***** RECORDS SUPPLIED

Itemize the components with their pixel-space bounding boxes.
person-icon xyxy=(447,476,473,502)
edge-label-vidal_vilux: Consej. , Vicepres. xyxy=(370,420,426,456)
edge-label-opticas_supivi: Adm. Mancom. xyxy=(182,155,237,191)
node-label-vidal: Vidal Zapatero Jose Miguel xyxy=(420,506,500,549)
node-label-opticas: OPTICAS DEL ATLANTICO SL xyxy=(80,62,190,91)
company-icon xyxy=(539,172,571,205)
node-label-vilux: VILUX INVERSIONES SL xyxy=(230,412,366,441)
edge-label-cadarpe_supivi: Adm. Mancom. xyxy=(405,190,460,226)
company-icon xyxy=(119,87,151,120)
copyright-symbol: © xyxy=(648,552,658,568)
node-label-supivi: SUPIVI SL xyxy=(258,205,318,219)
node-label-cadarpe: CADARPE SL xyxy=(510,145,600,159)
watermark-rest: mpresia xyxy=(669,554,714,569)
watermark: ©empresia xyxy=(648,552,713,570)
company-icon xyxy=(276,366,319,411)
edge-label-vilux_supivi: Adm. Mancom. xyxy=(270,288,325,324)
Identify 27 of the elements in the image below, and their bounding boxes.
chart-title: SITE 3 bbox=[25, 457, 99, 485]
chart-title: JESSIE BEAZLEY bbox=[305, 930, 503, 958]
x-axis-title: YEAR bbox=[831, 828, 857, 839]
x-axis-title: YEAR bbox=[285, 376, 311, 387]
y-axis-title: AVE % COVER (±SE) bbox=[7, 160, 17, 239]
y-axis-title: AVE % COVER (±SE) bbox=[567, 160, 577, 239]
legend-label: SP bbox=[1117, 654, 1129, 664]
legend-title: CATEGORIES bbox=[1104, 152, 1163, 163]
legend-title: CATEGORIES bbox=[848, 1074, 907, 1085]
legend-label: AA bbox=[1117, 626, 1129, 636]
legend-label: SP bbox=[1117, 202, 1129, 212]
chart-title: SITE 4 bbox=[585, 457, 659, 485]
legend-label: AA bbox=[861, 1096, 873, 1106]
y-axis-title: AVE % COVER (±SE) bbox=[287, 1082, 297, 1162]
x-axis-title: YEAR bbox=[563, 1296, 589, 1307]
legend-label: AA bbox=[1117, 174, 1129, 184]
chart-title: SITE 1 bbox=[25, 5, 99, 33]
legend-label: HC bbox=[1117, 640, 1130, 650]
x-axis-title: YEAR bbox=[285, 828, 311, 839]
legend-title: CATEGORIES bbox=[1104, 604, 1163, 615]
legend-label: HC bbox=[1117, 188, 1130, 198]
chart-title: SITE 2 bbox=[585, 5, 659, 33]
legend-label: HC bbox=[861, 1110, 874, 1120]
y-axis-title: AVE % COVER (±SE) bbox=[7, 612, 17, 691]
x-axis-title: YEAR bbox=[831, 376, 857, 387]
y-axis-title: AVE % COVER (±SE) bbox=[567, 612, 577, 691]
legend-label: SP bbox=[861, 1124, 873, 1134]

**********

WHAT YOU HAVE TO DO: Write out every line of the listing above again, unchanged.

ANSWER TO THE EXERCISE:
Itemize the components with their pixel-space bounding boxes.
person-icon xyxy=(447,476,473,502)
edge-label-vidal_vilux: Consej. , Vicepres. xyxy=(370,420,426,456)
edge-label-opticas_supivi: Adm. Mancom. xyxy=(182,155,237,191)
node-label-vidal: Vidal Zapatero Jose Miguel xyxy=(420,506,500,549)
node-label-opticas: OPTICAS DEL ATLANTICO SL xyxy=(80,62,190,91)
company-icon xyxy=(539,172,571,205)
node-label-vilux: VILUX INVERSIONES SL xyxy=(230,412,366,441)
edge-label-cadarpe_supivi: Adm. Mancom. xyxy=(405,190,460,226)
company-icon xyxy=(119,87,151,120)
copyright-symbol: © xyxy=(648,552,658,568)
node-label-supivi: SUPIVI SL xyxy=(258,205,318,219)
node-label-cadarpe: CADARPE SL xyxy=(510,145,600,159)
watermark-rest: mpresia xyxy=(669,554,714,569)
watermark: ©empresia xyxy=(648,552,713,570)
company-icon xyxy=(276,366,319,411)
edge-label-vilux_supivi: Adm. Mancom. xyxy=(270,288,325,324)
Identify 27 of the elements in the image below, and their bounding boxes.
chart-title: SITE 3 bbox=[25, 457, 99, 485]
chart-title: JESSIE BEAZLEY bbox=[305, 930, 503, 958]
x-axis-title: YEAR bbox=[831, 828, 857, 839]
x-axis-title: YEAR bbox=[285, 376, 311, 387]
y-axis-title: AVE % COVER (±SE) bbox=[7, 160, 17, 239]
y-axis-title: AVE % COVER (±SE) bbox=[567, 160, 577, 239]
legend-label: SP bbox=[1117, 654, 1129, 664]
legend-title: CATEGORIES bbox=[1104, 152, 1163, 163]
legend-title: CATEGORIES bbox=[848, 1074, 907, 1085]
legend-label: AA bbox=[1117, 626, 1129, 636]
legend-label: SP bbox=[1117, 202, 1129, 212]
chart-title: SITE 4 bbox=[585, 457, 659, 485]
legend-label: AA bbox=[861, 1096, 873, 1106]
y-axis-title: AVE % COVER (±SE) bbox=[287, 1082, 297, 1162]
x-axis-title: YEAR bbox=[563, 1296, 589, 1307]
legend-label: AA bbox=[1117, 174, 1129, 184]
chart-title: SITE 1 bbox=[25, 5, 99, 33]
legend-label: HC bbox=[1117, 640, 1130, 650]
x-axis-title: YEAR bbox=[285, 828, 311, 839]
legend-title: CATEGORIES bbox=[1104, 604, 1163, 615]
legend-label: HC bbox=[1117, 188, 1130, 198]
chart-title: SITE 2 bbox=[585, 5, 659, 33]
legend-label: HC bbox=[861, 1110, 874, 1120]
y-axis-title: AVE % COVER (±SE) bbox=[7, 612, 17, 691]
x-axis-title: YEAR bbox=[831, 376, 857, 387]
y-axis-title: AVE % COVER (±SE) bbox=[567, 612, 577, 691]
legend-label: SP bbox=[861, 1124, 873, 1134]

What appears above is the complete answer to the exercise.